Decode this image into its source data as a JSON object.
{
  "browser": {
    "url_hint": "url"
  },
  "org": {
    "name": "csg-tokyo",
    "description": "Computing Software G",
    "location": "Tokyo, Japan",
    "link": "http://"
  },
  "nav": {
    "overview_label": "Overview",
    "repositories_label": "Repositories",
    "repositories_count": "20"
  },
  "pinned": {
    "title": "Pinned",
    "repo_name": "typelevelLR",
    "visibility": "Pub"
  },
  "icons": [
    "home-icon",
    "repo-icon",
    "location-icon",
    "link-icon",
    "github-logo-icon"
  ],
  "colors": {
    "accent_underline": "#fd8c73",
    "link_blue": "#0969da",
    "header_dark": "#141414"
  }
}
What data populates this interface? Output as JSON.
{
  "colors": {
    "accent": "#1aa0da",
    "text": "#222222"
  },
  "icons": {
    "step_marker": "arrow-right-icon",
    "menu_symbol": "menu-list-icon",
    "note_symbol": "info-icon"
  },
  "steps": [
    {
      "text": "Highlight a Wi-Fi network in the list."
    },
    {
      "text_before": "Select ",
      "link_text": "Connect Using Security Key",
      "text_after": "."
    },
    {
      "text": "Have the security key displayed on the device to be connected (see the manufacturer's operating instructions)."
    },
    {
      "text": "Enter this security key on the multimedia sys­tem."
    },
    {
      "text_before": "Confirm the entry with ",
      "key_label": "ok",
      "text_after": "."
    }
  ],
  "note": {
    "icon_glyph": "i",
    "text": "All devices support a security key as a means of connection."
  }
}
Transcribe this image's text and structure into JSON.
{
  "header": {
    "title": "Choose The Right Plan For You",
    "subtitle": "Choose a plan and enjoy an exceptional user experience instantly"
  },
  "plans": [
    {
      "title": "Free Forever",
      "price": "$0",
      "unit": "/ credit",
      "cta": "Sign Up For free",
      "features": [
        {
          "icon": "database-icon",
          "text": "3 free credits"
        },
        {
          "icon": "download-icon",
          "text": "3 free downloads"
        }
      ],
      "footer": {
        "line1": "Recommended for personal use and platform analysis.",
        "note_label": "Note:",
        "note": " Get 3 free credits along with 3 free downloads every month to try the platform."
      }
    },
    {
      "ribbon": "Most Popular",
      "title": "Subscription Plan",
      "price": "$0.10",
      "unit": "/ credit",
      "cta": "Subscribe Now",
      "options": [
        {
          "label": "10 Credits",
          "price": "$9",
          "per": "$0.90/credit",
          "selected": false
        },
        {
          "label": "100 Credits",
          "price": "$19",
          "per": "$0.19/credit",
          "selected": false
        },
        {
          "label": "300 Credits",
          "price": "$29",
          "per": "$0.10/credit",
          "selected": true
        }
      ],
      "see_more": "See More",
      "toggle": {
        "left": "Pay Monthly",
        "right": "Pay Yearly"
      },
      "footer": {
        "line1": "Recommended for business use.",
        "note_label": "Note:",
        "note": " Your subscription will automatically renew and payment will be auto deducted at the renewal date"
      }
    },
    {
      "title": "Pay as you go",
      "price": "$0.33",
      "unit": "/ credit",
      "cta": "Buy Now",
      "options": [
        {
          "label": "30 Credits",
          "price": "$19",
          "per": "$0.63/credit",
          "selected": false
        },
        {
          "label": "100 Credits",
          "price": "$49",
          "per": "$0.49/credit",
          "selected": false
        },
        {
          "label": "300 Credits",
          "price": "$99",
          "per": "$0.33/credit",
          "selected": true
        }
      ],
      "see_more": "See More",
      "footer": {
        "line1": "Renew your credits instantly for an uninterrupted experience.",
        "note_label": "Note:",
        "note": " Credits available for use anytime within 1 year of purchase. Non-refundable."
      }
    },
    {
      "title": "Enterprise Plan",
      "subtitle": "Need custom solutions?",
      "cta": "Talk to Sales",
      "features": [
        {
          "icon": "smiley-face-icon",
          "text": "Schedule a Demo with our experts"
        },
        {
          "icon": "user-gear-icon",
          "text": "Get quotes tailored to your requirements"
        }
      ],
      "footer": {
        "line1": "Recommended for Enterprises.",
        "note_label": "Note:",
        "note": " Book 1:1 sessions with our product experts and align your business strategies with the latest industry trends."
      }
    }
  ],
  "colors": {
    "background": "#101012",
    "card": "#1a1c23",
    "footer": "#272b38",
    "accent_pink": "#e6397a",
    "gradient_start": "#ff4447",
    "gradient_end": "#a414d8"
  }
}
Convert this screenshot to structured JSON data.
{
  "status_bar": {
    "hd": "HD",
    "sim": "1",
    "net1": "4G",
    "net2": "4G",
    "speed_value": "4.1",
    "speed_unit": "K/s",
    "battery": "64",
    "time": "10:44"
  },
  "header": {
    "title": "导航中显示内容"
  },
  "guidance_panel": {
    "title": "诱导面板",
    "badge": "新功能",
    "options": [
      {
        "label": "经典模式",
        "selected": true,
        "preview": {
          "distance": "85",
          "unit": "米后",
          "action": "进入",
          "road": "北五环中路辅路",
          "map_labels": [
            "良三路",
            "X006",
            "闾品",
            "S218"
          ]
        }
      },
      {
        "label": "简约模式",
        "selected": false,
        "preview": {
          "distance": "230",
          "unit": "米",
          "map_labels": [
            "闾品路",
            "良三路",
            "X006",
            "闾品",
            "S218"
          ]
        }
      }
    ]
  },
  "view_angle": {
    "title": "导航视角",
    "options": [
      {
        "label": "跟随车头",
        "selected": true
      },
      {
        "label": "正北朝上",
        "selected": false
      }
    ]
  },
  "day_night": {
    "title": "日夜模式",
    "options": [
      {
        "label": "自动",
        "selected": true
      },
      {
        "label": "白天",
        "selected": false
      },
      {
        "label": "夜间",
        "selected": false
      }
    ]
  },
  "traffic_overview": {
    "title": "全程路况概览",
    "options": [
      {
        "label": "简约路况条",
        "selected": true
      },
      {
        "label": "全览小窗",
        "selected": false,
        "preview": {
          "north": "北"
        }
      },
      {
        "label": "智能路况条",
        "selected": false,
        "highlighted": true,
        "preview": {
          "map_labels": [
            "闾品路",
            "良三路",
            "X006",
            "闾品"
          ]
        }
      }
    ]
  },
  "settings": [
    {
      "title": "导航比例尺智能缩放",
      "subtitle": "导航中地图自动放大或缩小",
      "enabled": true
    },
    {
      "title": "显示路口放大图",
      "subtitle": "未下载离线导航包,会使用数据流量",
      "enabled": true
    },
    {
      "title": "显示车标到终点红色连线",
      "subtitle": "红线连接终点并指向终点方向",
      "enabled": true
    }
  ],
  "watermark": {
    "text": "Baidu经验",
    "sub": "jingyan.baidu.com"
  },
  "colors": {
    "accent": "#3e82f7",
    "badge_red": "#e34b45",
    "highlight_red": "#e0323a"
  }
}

==================================================

▶ **TASK BRIEF**: Extract every entry in the listing word for word.

▶ **EXERCISE RESULT**:
Decode this image into its source data as a JSON object.
{
  "browser": {
    "url_hint": "url"
  },
  "org": {
    "name": "csg-tokyo",
    "description": "Computing Software G",
    "location": "Tokyo, Japan",
    "link": "http://"
  },
  "nav": {
    "overview_label": "Overview",
    "repositories_label": "Repositories",
    "repositories_count": "20"
  },
  "pinned": {
    "title": "Pinned",
    "repo_name": "typelevelLR",
    "visibility": "Pub"
  },
  "icons": [
    "home-icon",
    "repo-icon",
    "location-icon",
    "link-icon",
    "github-logo-icon"
  ],
  "colors": {
    "accent_underline": "#fd8c73",
    "link_blue": "#0969da",
    "header_dark": "#141414"
  }
}
What data populates this interface? Output as JSON.
{
  "colors": {
    "accent": "#1aa0da",
    "text": "#222222"
  },
  "icons": {
    "step_marker": "arrow-right-icon",
    "menu_symbol": "menu-list-icon",
    "note_symbol": "info-icon"
  },
  "steps": [
    {
      "text": "Highlight a Wi-Fi network in the list."
    },
    {
      "text_before": "Select ",
      "link_text": "Connect Using Security Key",
      "text_after": "."
    },
    {
      "text": "Have the security key displayed on the device to be connected (see the manufacturer's operating instructions)."
    },
    {
      "text": "Enter this security key on the multimedia sys­tem."
    },
    {
      "text_before": "Confirm the entry with ",
      "key_label": "ok",
      "text_after": "."
    }
  ],
  "note": {
    "icon_glyph": "i",
    "text": "All devices support a security key as a means of connection."
  }
}
Transcribe this image's text and structure into JSON.
{
  "header": {
    "title": "Choose The Right Plan For You",
    "subtitle": "Choose a plan and enjoy an exceptional user experience instantly"
  },
  "plans": [
    {
      "title": "Free Forever",
      "price": "$0",
      "unit": "/ credit",
      "cta": "Sign Up For free",
      "features": [
        {
          "icon": "database-icon",
          "text": "3 free credits"
        },
        {
          "icon": "download-icon",
          "text": "3 free downloads"
        }
      ],
      "footer": {
        "line1": "Recommended for personal use and platform analysis.",
        "note_label": "Note:",
        "note": " Get 3 free credits along with 3 free downloads every month to try the platform."
      }
    },
    {
      "ribbon": "Most Popular",
      "title": "Subscription Plan",
      "price": "$0.10",
      "unit": "/ credit",
      "cta": "Subscribe Now",
      "options": [
        {
          "label": "10 Credits",
          "price": "$9",
          "per": "$0.90/credit",
          "selected": false
        },
        {
          "label": "100 Credits",
          "price": "$19",
          "per": "$0.19/credit",
          "selected": false
        },
        {
          "label": "300 Credits",
          "price": "$29",
          "per": "$0.10/credit",
          "selected": true
        }
      ],
      "see_more": "See More",
      "toggle": {
        "left": "Pay Monthly",
        "right": "Pay Yearly"
      },
      "footer": {
        "line1": "Recommended for business use.",
        "note_label": "Note:",
        "note": " Your subscription will automatically renew and payment will be auto deducted at the renewal date"
      }
    },
    {
      "title": "Pay as you go",
      "price": "$0.33",
      "unit": "/ credit",
      "cta": "Buy Now",
      "options": [
        {
          "label": "30 Credits",
          "price": "$19",
          "per": "$0.63/credit",
          "selected": false
        },
        {
          "label": "100 Credits",
          "price": "$49",
          "per": "$0.49/credit",
          "selected": false
        },
        {
          "label": "300 Credits",
          "price": "$99",
          "per": "$0.33/credit",
          "selected": true
        }
      ],
      "see_more": "See More",
      "footer": {
        "line1": "Renew your credits instantly for an uninterrupted experience.",
        "note_label": "Note:",
        "note": " Credits available for use anytime within 1 year of purchase. Non-refundable."
      }
    },
    {
      "title": "Enterprise Plan",
      "subtitle": "Need custom solutions?",
      "cta": "Talk to Sales",
      "features": [
        {
          "icon": "smiley-face-icon",
          "text": "Schedule a Demo with our experts"
        },
        {
          "icon": "user-gear-icon",
          "text": "Get quotes tailored to your requirements"
        }
      ],
      "footer": {
        "line1": "Recommended for Enterprises.",
        "note_label": "Note:",
        "note": " Book 1:1 sessions with our product experts and align your business strategies with the latest industry trends."
      }
    }
  ],
  "colors": {
    "background": "#101012",
    "card": "#1a1c23",
    "footer": "#272b38",
    "accent_pink": "#e6397a",
    "gradient_start": "#ff4447",
    "gradient_end": "#a414d8"
  }
}
Convert this screenshot to structured JSON data.
{
  "status_bar": {
    "hd": "HD",
    "sim": "1",
    "net1": "4G",
    "net2": "4G",
    "speed_value": "4.1",
    "speed_unit": "K/s",
    "battery": "64",
    "time": "10:44"
  },
  "header": {
    "title": "导航中显示内容"
  },
  "guidance_panel": {
    "title": "诱导面板",
    "badge": "新功能",
    "options": [
      {
        "label": "经典模式",
        "selected": true,
        "preview": {
          "distance": "85",
          "unit": "米后",
          "action": "进入",
          "road": "北五环中路辅路",
          "map_labels": [
            "良三路",
            "X006",
            "闾品",
            "S218"
          ]
        }
      },
      {
        "label": "简约模式",
        "selected": false,
        "preview": {
          "distance": "230",
          "unit": "米",
          "map_labels": [
            "闾品路",
            "良三路",
            "X006",
            "闾品",
            "S218"
          ]
        }
      }
    ]
  },
  "view_angle": {
    "title": "导航视角",
    "options": [
      {
        "label": "跟随车头",
        "selected": true
      },
      {
        "label": "正北朝上",
        "selected": false
      }
    ]
  },
  "day_night": {
    "title": "日夜模式",
    "options": [
      {
        "label": "自动",
        "selected": true
      },
      {
        "label": "白天",
        "selected": false
      },
      {
        "label": "夜间",
        "selected": false
      }
    ]
  },
  "traffic_overview": {
    "title": "全程路况概览",
    "options": [
      {
        "label": "简约路况条",
        "selected": true
      },
      {
        "label": "全览小窗",
        "selected": false,
        "preview": {
          "north": "北"
        }
      },
      {
        "label": "智能路况条",
        "selected": false,
        "highlighted": true,
        "preview": {
          "map_labels": [
            "闾品路",
            "良三路",
            "X006",
            "闾品"
          ]
        }
      }
    ]
  },
  "settings": [
    {
      "title": "导航比例尺智能缩放",
      "subtitle": "导航中地图自动放大或缩小",
      "enabled": true
    },
    {
      "title": "显示路口放大图",
      "subtitle": "未下载离线导航包,会使用数据流量",
      "enabled": true
    },
    {
      "title": "显示车标到终点红色连线",
      "subtitle": "红线连接终点并指向终点方向",
      "enabled": true
    }
  ],
  "watermark": {
    "text": "Baidu经验",
    "sub": "jingyan.baidu.com"
  },
  "colors": {
    "accent": "#3e82f7",
    "badge_red": "#e34b45",
    "highlight_red": "#e0323a"
  }
}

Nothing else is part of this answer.